#### [STORED RECORDS]
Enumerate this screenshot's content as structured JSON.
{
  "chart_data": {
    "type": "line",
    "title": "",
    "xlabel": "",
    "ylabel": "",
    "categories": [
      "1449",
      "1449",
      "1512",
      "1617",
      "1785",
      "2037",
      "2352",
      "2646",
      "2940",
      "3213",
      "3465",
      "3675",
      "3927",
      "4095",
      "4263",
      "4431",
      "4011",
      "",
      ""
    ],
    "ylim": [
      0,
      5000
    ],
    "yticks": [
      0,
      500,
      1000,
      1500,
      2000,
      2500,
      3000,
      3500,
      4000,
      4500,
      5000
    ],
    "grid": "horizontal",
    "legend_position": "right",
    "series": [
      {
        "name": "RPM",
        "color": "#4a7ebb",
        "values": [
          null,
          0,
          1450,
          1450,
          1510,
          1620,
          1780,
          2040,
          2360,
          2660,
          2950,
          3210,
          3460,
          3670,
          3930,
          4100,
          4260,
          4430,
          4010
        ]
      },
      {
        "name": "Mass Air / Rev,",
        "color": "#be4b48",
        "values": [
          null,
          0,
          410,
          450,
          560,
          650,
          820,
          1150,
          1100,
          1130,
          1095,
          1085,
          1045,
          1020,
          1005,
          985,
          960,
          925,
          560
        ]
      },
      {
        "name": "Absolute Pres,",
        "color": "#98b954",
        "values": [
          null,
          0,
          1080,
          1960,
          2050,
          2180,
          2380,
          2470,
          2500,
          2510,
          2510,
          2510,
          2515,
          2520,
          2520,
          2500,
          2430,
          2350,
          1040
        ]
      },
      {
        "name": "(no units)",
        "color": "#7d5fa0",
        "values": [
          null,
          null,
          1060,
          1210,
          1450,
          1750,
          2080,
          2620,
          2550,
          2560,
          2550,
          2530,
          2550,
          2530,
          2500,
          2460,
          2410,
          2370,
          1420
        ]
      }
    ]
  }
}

#### [WHAT YOU NEED TO DO]
Take every line that includes the string "color" and copy it.

#### [COMPLETE RESPONSE]
        "color": "#4a7ebb",
        "color": "#be4b48",
        "color": "#98b954",
        "color": "#7d5fa0",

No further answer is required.